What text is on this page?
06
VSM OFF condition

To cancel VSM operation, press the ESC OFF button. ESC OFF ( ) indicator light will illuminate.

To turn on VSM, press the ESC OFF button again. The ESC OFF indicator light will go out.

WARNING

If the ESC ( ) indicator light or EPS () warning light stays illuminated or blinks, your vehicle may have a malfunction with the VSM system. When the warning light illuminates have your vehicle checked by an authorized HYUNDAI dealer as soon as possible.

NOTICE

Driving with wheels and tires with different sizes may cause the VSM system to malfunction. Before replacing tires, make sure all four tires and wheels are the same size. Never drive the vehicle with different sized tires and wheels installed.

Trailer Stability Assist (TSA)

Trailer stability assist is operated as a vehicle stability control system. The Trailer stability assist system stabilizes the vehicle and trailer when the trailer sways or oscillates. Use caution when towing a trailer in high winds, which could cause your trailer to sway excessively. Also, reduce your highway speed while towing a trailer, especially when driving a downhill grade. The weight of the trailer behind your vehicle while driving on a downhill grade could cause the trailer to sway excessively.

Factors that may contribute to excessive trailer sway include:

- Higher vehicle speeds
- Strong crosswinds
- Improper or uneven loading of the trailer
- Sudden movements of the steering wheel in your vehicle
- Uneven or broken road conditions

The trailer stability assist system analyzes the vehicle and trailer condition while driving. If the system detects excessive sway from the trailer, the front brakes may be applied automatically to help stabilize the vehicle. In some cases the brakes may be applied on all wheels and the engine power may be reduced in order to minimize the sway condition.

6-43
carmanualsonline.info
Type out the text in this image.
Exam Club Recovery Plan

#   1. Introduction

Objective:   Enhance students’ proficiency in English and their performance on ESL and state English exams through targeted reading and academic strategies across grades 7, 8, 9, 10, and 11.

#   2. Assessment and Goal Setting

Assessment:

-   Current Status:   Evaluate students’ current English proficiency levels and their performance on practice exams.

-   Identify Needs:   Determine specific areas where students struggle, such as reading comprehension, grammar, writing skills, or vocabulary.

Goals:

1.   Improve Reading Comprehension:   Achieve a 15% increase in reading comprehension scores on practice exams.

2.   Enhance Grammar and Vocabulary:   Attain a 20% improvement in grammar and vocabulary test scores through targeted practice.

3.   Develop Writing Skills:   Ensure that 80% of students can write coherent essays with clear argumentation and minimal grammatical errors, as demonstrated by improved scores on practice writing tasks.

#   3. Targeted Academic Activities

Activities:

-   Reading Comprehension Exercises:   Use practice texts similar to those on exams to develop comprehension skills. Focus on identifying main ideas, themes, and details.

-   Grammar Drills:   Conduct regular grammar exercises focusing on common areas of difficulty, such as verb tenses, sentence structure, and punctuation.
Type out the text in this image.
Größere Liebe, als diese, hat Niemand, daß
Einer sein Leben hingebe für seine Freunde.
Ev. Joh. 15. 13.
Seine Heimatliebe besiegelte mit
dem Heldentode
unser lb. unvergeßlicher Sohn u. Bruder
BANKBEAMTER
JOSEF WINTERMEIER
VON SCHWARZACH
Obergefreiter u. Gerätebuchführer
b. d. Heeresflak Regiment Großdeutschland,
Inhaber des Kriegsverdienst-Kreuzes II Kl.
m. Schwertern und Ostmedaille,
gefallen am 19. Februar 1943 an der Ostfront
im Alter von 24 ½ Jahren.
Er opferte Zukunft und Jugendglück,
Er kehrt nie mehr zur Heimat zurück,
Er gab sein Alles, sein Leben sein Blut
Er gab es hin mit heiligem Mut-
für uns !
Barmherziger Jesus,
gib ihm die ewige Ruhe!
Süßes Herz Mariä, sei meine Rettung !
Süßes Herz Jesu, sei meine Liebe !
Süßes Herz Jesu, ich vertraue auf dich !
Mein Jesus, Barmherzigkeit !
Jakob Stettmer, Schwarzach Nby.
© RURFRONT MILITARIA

------------------------------------

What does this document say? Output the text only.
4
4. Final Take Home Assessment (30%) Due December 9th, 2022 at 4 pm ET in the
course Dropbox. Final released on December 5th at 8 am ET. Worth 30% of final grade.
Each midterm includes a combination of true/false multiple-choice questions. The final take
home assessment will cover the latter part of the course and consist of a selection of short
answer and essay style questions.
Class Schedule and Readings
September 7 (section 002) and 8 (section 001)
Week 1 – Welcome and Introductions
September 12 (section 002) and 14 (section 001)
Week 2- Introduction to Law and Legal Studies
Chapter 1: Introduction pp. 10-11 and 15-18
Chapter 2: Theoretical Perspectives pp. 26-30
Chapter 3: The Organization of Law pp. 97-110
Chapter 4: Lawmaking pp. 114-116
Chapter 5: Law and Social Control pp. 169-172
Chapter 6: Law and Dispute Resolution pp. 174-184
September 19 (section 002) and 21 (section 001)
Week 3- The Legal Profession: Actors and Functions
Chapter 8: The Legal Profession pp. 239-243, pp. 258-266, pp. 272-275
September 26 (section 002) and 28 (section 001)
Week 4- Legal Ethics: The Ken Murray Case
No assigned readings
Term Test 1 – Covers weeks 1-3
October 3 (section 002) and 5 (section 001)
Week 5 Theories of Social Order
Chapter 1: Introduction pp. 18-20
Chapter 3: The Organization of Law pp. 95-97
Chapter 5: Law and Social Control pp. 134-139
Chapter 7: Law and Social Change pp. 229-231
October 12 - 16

------------------------------------

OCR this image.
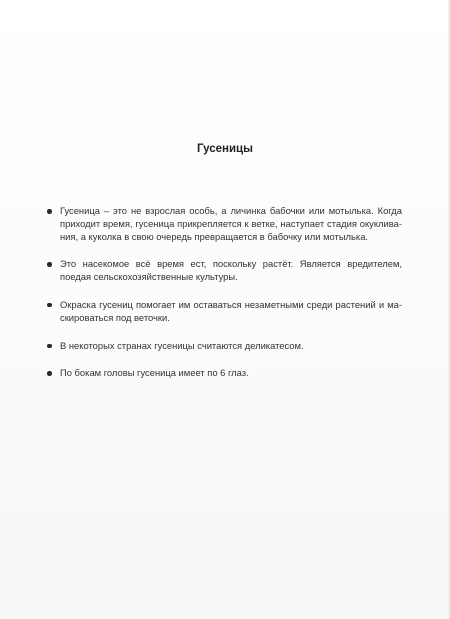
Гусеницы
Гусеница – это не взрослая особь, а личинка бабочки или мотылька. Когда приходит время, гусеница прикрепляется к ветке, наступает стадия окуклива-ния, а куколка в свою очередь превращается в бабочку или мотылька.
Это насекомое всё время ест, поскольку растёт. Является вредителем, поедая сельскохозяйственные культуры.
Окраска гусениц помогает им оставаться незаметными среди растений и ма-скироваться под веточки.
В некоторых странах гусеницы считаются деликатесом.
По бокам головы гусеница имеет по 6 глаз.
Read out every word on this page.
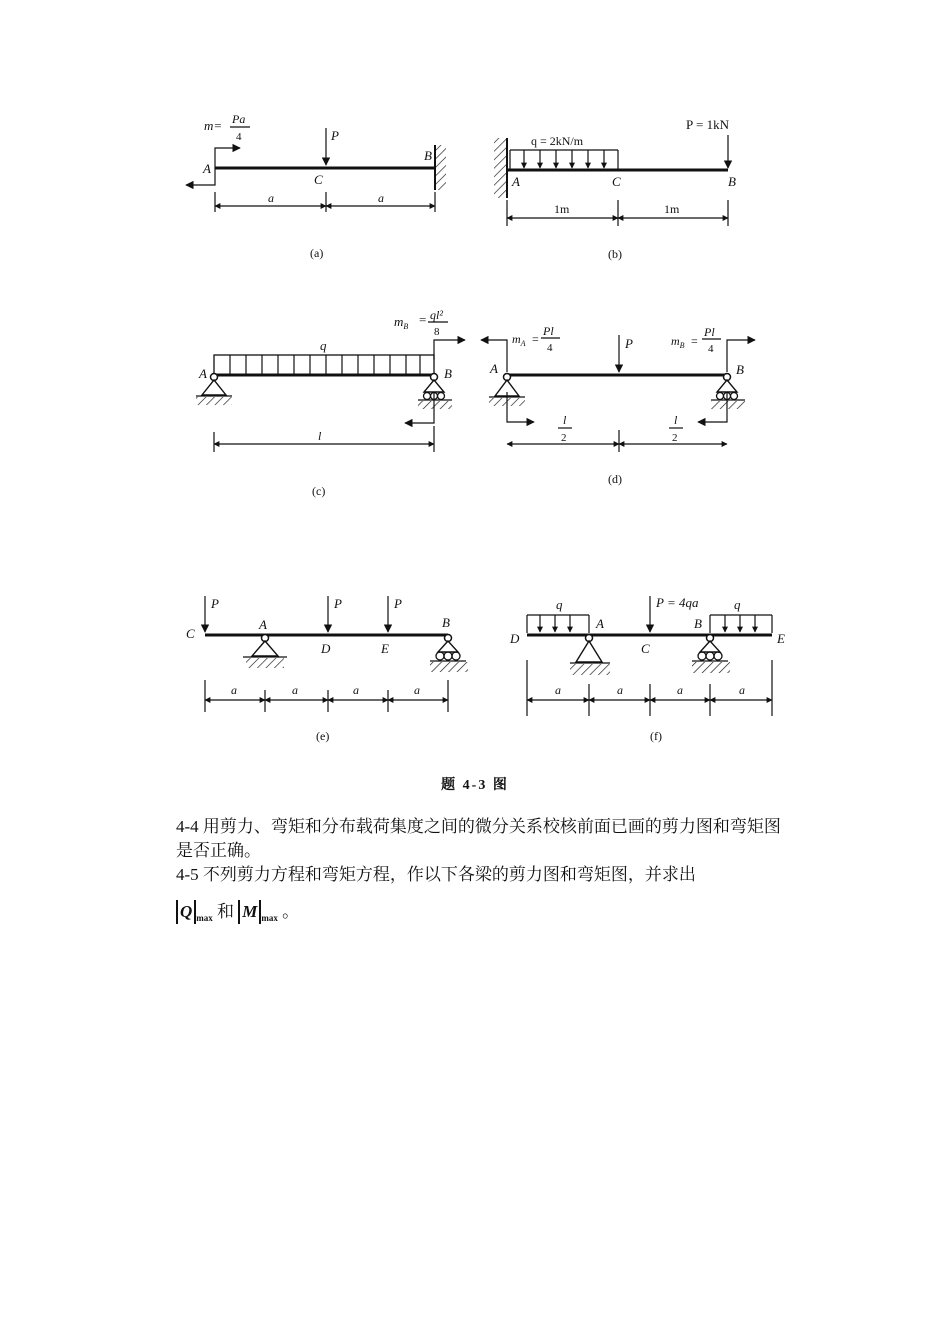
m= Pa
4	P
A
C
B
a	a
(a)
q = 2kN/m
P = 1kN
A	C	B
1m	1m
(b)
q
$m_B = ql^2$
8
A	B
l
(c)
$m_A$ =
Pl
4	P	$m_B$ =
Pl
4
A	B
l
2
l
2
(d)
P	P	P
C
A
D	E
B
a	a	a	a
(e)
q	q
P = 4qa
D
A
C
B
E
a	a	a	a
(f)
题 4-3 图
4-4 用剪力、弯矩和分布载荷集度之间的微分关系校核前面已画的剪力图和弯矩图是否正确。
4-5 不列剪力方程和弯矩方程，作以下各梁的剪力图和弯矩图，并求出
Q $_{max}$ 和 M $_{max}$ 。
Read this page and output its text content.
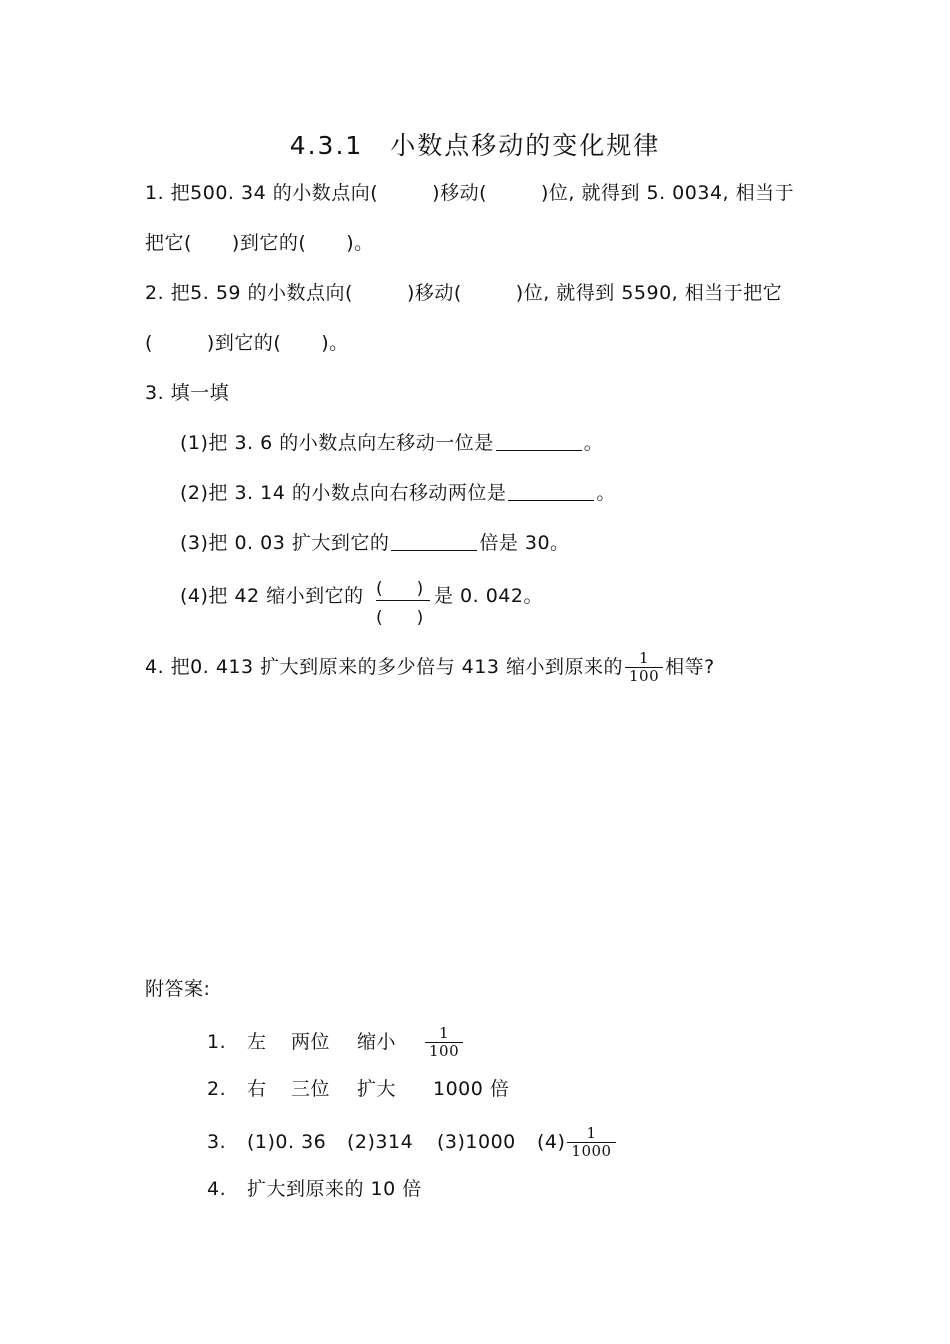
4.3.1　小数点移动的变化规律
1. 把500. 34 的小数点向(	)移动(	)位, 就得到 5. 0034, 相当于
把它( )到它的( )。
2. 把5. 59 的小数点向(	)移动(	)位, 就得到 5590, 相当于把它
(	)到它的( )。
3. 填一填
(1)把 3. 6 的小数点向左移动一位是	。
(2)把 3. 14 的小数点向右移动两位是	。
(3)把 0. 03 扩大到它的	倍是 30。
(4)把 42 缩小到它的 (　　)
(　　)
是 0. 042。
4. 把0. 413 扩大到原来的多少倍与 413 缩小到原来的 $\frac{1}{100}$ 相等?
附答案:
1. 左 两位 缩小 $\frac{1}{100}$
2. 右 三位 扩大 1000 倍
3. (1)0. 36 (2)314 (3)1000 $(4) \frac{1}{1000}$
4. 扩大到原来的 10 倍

------------------------------------

### What is expected:
From the entries above, copy every line where the word "that" shows up.

### Response below:
Factors that may contribute to excessive trailer sway include:
3.   Develop Writing Skills:   Ensure that 80% of students can write coherent essays with clear argumentation and minimal grammatical errors, as demonstrated by improved scores on practice writing tasks.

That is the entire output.